-- start --
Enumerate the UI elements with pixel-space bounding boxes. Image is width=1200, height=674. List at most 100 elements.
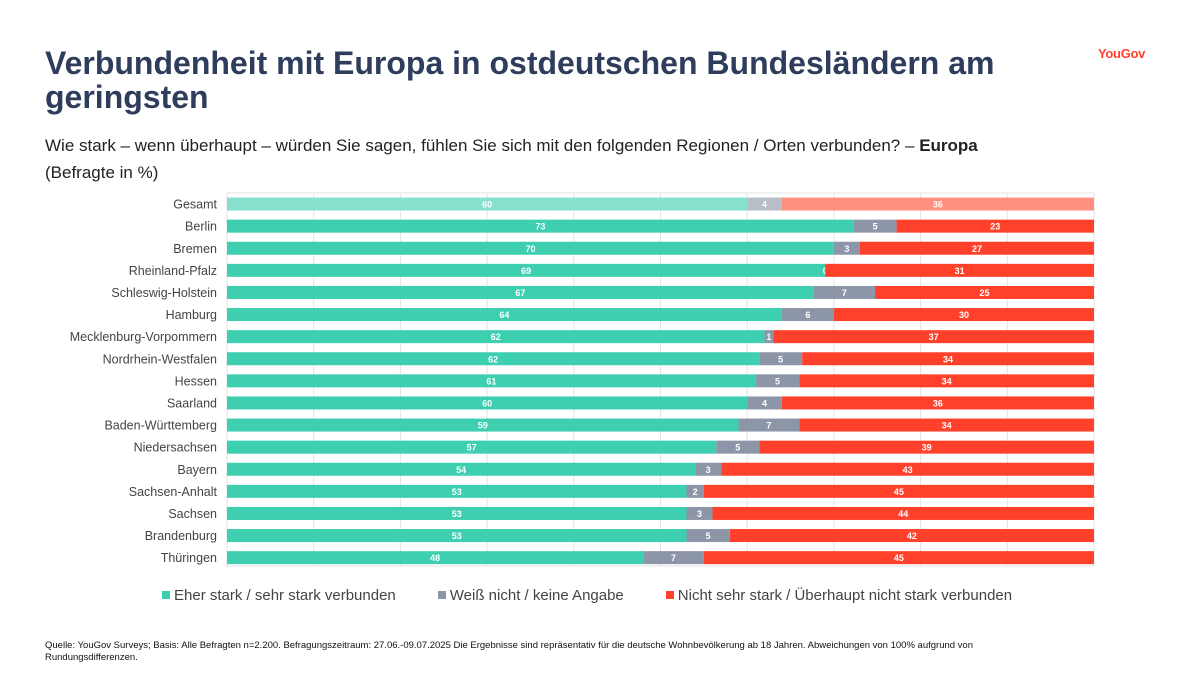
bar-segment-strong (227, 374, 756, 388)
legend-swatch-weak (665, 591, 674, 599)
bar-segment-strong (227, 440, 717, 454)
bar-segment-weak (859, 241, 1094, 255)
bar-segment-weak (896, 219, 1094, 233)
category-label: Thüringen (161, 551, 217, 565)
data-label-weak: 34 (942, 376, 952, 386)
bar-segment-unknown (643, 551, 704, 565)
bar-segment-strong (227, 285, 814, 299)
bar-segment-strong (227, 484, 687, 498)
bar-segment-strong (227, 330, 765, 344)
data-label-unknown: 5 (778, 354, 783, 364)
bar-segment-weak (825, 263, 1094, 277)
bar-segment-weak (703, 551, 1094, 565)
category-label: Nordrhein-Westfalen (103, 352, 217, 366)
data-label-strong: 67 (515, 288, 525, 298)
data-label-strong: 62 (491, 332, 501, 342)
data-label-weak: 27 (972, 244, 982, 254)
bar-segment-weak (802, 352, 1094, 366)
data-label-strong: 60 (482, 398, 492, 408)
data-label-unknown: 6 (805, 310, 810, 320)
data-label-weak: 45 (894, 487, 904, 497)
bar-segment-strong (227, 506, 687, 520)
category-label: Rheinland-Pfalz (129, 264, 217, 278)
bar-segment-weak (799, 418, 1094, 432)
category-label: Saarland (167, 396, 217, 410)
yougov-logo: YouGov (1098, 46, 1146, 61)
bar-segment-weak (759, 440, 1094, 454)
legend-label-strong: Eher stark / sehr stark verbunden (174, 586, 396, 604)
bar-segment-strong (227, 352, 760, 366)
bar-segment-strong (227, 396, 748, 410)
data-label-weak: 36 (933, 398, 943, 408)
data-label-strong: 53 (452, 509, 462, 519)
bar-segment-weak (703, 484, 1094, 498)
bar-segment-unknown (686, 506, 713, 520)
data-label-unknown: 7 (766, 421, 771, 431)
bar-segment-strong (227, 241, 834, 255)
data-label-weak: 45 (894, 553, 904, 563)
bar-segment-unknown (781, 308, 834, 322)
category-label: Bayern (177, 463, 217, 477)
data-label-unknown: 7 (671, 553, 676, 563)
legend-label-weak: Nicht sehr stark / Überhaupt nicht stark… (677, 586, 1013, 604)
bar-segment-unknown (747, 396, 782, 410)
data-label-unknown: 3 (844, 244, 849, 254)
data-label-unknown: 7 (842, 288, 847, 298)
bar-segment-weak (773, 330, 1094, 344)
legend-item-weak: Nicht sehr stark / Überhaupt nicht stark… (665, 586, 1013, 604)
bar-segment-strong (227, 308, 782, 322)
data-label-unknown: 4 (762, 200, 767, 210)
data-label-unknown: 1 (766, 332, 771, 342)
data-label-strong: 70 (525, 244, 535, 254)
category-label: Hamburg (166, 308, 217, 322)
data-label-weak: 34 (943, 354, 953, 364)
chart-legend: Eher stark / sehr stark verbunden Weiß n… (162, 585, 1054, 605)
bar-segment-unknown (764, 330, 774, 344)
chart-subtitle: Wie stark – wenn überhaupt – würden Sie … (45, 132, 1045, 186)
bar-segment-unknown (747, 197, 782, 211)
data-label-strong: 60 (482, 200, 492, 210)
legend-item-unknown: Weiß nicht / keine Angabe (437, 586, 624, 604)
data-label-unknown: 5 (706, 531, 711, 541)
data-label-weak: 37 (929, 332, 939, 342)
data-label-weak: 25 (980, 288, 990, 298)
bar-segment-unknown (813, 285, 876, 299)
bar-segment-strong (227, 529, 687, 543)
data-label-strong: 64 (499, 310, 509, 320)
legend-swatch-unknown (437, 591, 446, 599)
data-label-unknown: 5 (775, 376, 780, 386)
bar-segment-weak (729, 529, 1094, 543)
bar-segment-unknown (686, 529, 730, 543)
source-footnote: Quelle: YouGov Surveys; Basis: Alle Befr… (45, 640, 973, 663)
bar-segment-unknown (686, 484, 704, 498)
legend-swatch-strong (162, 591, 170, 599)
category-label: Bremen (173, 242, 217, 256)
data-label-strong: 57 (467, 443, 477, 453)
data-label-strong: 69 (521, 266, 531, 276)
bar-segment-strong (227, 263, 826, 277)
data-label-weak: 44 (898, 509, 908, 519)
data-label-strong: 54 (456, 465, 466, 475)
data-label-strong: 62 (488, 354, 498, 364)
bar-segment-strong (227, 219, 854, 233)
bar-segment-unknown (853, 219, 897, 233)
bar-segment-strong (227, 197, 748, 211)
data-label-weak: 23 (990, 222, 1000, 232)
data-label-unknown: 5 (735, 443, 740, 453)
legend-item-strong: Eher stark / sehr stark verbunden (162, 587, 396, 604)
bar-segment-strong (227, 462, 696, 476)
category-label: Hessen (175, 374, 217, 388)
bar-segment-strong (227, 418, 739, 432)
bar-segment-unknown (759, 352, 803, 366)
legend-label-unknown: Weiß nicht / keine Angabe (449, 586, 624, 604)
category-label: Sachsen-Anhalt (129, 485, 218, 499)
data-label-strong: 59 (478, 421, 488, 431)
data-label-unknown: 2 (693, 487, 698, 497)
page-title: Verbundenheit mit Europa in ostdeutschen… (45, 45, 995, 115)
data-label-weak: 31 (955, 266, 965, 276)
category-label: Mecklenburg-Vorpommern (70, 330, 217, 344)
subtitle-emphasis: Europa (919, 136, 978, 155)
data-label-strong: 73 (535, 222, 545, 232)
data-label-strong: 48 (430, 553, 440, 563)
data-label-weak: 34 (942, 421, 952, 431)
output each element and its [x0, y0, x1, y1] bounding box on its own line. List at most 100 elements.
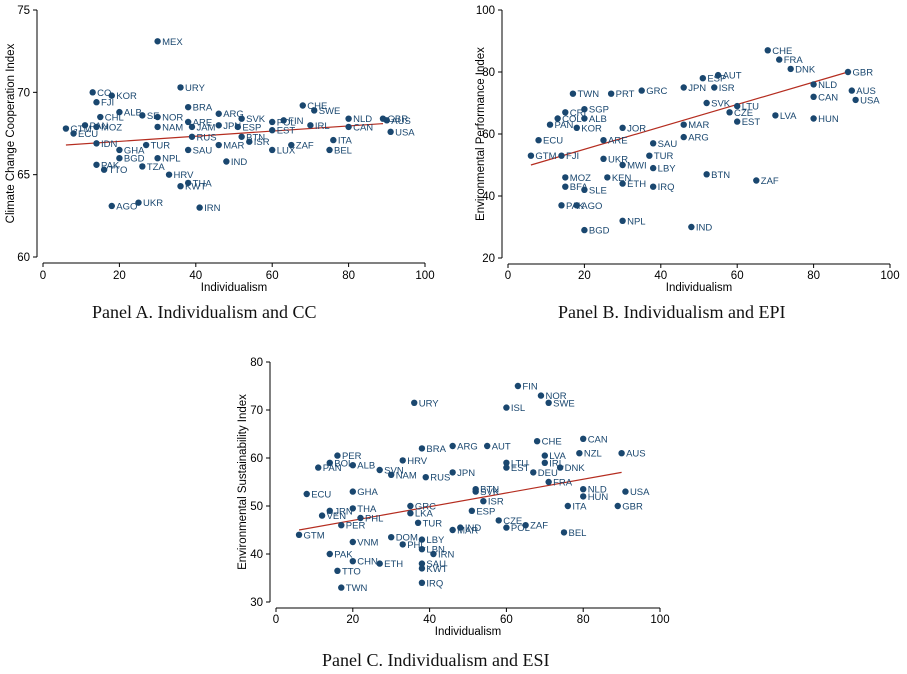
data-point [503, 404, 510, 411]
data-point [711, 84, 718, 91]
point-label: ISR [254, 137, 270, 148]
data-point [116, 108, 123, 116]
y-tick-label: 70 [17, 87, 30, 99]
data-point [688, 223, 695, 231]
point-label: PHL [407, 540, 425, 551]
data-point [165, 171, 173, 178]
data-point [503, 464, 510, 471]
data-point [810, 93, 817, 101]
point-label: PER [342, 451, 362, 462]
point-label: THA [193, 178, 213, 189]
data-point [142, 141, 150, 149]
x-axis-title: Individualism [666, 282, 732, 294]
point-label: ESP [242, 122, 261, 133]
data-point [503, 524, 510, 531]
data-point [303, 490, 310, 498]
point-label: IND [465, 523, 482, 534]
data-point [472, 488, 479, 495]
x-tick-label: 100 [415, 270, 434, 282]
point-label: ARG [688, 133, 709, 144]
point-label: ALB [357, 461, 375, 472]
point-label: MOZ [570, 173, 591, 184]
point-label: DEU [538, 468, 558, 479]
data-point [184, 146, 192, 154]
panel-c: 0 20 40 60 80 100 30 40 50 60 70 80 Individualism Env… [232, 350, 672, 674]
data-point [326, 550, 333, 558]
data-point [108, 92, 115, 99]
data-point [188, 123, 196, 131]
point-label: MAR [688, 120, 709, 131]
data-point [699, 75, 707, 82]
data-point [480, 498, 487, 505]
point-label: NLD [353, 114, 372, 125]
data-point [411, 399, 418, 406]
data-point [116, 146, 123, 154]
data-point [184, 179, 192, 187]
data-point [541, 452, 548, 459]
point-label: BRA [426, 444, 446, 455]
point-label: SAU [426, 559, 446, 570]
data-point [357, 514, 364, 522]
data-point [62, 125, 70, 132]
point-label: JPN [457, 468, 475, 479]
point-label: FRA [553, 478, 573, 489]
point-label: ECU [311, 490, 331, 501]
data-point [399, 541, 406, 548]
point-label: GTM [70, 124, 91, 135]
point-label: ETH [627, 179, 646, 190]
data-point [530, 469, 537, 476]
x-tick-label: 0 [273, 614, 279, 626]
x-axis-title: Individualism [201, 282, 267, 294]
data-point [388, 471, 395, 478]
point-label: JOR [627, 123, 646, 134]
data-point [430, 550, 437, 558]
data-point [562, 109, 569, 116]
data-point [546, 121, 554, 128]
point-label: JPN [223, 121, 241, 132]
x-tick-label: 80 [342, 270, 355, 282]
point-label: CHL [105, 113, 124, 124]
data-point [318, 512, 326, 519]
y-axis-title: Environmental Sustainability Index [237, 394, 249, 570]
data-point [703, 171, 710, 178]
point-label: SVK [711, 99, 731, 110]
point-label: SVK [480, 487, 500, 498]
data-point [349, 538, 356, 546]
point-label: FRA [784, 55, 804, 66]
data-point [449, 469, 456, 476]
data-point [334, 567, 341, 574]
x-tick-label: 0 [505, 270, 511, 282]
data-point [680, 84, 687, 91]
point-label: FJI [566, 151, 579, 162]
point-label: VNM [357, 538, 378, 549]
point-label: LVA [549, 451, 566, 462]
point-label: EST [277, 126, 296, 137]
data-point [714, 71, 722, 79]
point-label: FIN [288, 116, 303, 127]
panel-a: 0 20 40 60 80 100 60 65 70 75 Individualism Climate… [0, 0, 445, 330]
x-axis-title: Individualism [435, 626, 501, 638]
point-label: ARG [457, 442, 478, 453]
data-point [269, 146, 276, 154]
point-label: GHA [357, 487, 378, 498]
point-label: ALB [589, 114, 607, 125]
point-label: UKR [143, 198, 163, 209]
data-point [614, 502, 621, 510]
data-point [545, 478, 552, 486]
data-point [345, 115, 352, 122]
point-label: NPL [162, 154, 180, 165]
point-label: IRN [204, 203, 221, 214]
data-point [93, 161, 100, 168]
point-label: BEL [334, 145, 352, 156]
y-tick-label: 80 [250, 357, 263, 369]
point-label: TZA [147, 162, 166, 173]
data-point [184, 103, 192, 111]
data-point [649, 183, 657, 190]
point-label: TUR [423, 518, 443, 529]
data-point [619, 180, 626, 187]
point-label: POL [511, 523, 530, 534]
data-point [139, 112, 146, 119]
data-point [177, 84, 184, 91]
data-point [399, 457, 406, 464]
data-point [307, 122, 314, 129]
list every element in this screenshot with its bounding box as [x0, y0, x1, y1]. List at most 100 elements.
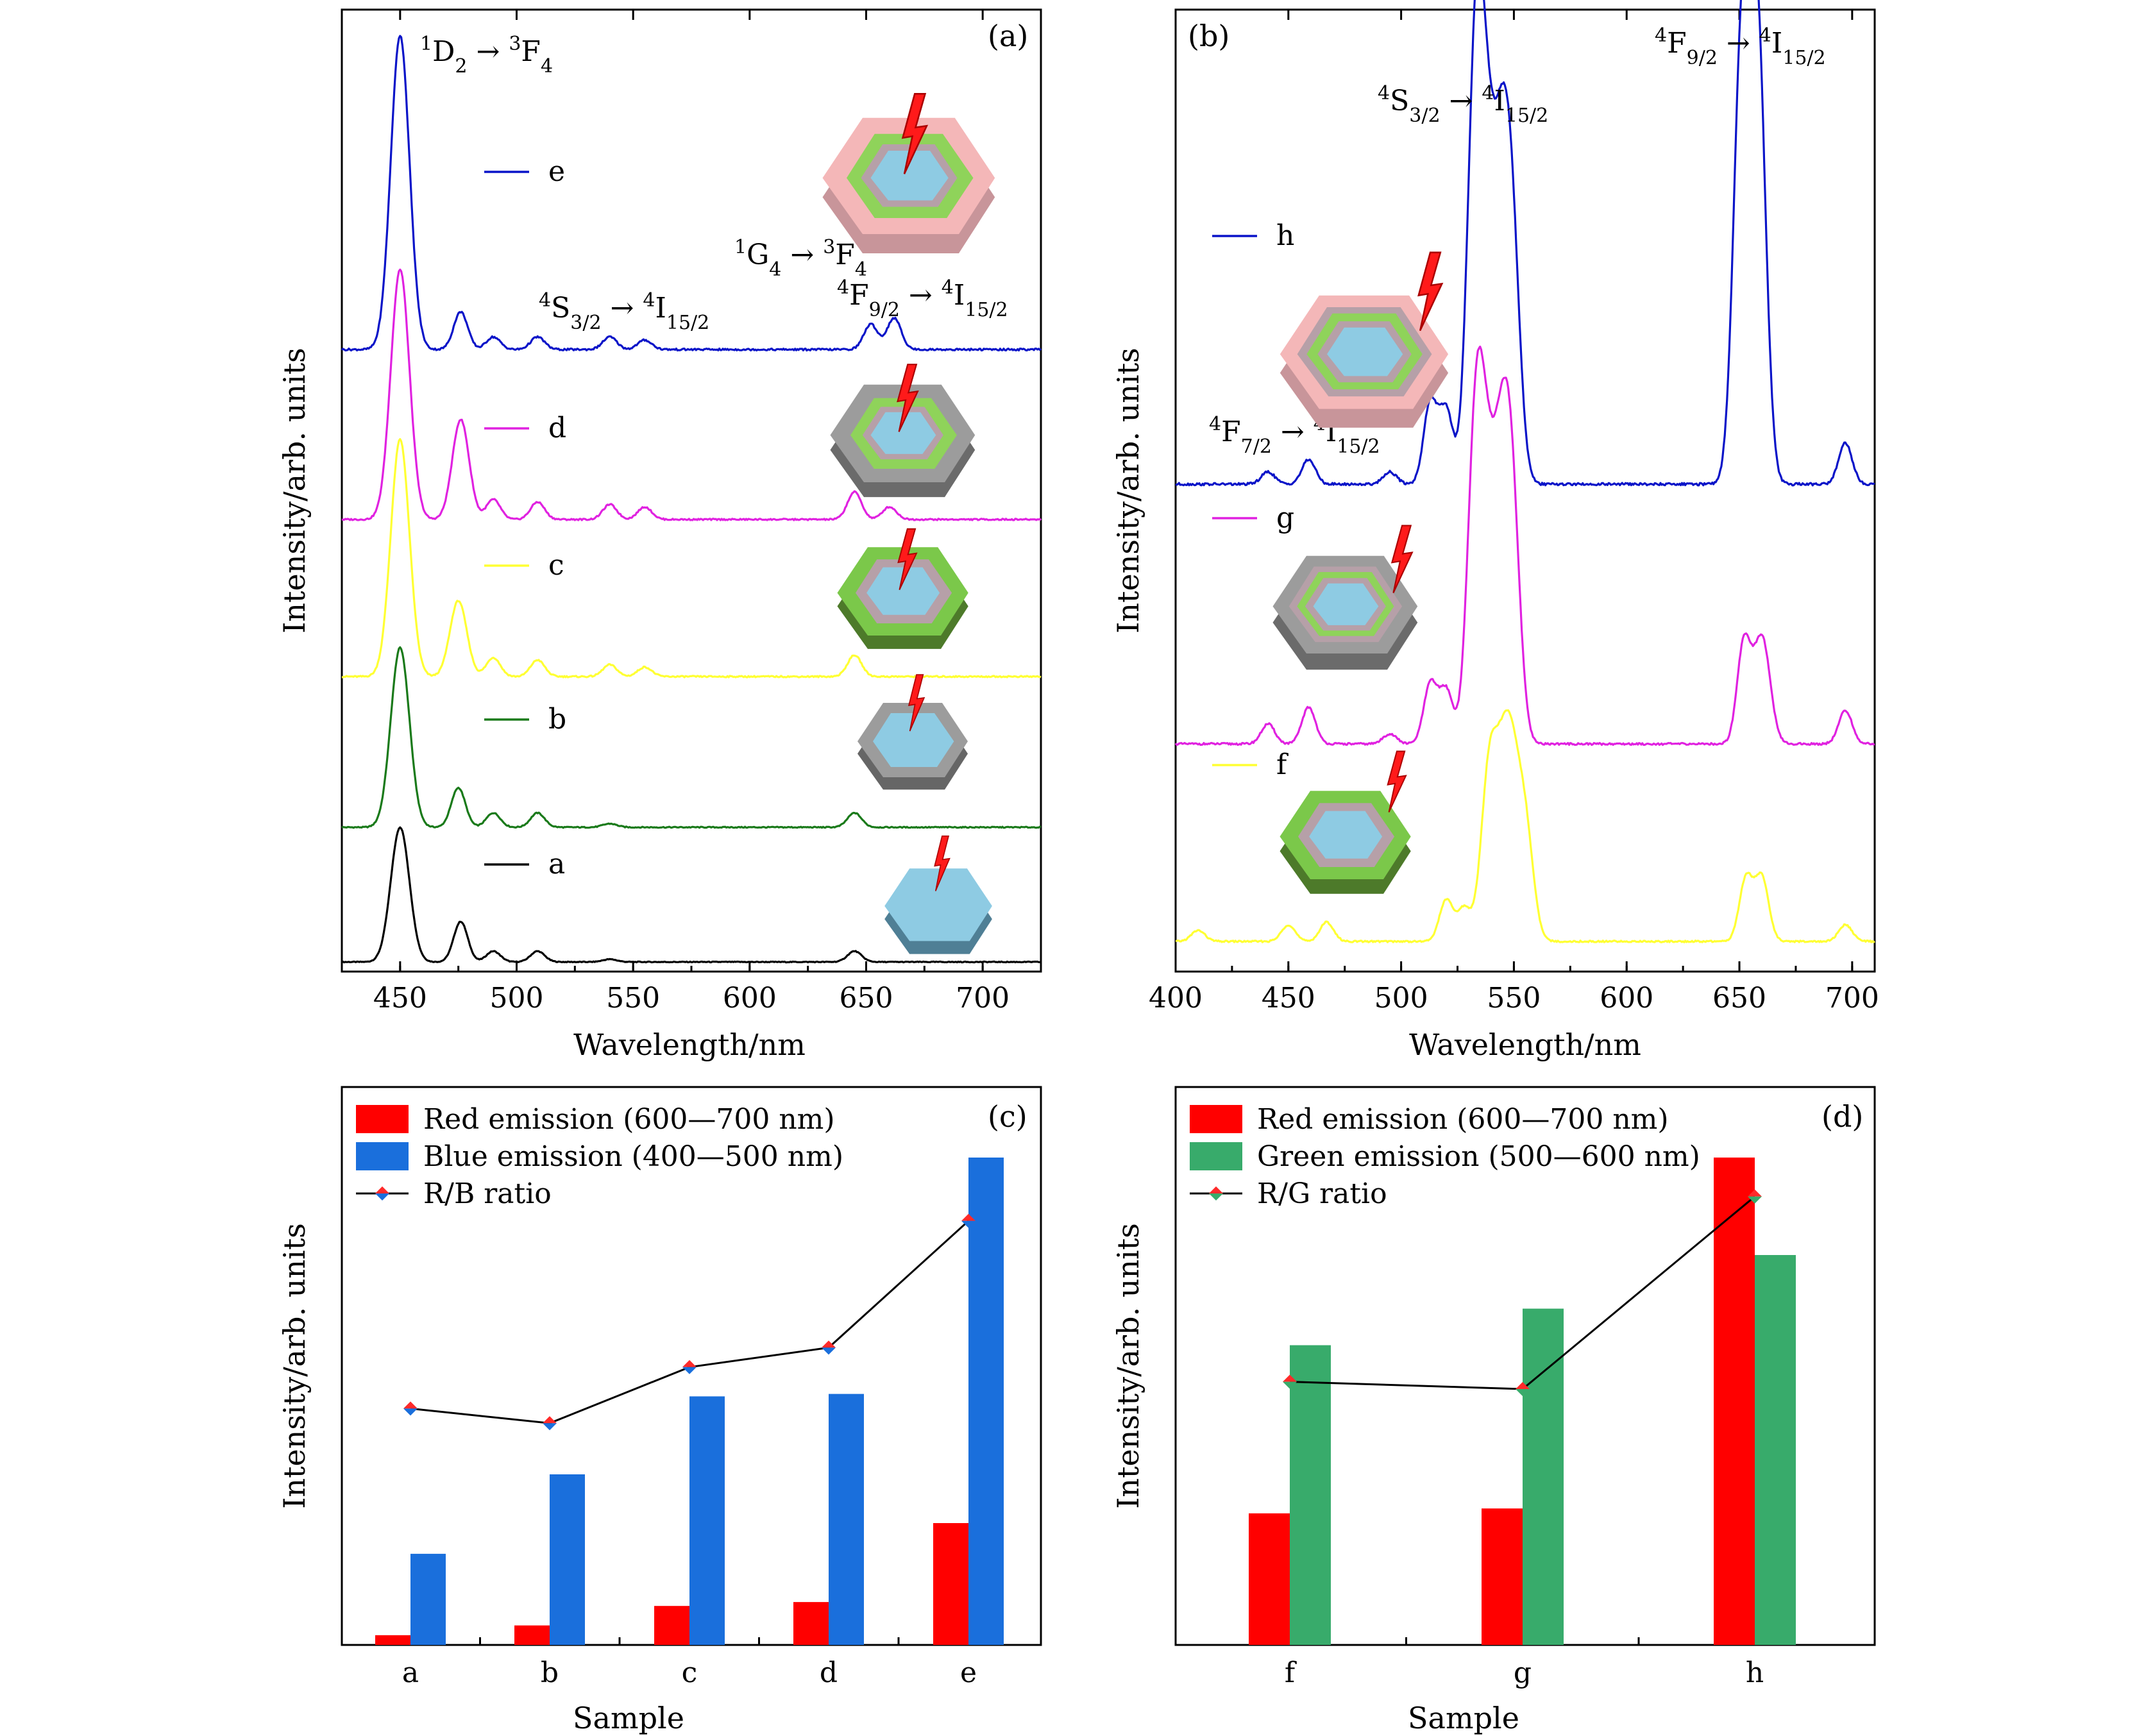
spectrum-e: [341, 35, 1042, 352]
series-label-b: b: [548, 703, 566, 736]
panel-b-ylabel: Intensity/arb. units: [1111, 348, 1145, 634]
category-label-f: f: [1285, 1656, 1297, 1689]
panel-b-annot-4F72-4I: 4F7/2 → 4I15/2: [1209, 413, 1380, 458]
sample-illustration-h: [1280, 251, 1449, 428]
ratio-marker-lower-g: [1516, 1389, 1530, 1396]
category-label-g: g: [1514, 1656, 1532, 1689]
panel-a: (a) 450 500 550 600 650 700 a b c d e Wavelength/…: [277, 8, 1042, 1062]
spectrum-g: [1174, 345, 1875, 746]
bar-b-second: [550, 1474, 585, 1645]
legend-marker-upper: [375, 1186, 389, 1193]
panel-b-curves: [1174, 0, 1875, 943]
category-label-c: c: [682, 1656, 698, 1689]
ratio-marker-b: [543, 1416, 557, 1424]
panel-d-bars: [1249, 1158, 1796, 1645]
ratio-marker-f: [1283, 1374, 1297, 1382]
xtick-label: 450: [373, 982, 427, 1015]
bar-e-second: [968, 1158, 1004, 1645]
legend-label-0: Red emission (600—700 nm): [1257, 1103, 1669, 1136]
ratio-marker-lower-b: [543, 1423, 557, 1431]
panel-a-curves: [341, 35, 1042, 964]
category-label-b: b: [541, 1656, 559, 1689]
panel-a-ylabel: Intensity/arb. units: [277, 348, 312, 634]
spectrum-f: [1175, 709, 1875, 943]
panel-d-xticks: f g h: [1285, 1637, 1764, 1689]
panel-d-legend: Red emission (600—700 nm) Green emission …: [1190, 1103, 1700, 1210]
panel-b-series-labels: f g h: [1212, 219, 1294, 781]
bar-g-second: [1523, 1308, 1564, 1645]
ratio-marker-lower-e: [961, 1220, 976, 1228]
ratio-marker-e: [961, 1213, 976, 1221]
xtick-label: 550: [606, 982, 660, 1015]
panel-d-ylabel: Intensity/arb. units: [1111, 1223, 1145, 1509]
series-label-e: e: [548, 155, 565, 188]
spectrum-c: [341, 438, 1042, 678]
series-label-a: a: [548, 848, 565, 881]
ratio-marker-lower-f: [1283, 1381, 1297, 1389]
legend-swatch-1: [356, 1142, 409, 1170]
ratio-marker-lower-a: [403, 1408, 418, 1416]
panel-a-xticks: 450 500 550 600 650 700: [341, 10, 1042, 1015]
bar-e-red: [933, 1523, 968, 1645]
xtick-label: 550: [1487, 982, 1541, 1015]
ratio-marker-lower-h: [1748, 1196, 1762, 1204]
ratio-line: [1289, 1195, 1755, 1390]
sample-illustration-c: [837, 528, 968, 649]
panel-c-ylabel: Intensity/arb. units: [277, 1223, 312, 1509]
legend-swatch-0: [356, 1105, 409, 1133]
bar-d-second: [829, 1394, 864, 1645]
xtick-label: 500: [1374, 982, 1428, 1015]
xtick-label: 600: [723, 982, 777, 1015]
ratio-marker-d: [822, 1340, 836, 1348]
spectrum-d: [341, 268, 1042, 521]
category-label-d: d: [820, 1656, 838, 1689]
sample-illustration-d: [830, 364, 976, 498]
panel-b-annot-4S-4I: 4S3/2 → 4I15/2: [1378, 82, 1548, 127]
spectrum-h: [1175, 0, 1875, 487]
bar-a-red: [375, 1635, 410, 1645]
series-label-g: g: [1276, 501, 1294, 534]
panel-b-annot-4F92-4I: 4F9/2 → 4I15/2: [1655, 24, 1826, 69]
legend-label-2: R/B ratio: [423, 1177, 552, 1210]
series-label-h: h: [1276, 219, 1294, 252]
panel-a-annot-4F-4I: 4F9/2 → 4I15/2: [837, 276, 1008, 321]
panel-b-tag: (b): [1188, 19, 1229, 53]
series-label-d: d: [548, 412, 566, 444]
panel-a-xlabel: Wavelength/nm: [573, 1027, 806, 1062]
-- end --
— YOUR INSTRUCTIONS —
Reproduce, character for character, the lines of the material that begin at the line containing "data-point [503, 404, 510, 411]" and stop after the line containing "x-axis-title: Individualism [666, 282, 732, 294]".

— COMPLETED EXERCISE —
data-point [503, 404, 510, 411]
data-point [711, 84, 718, 91]
point-label: ISR [254, 137, 270, 148]
data-point [116, 108, 123, 116]
y-tick-label: 70 [17, 87, 30, 99]
data-point [688, 223, 695, 231]
point-label: PHL [407, 540, 425, 551]
data-point [165, 171, 173, 178]
data-point [503, 464, 510, 471]
data-point [810, 93, 817, 101]
point-label: PER [342, 451, 362, 462]
point-label: THA [193, 178, 213, 189]
data-point [142, 141, 150, 149]
x-axis-title: Individualism [666, 282, 732, 294]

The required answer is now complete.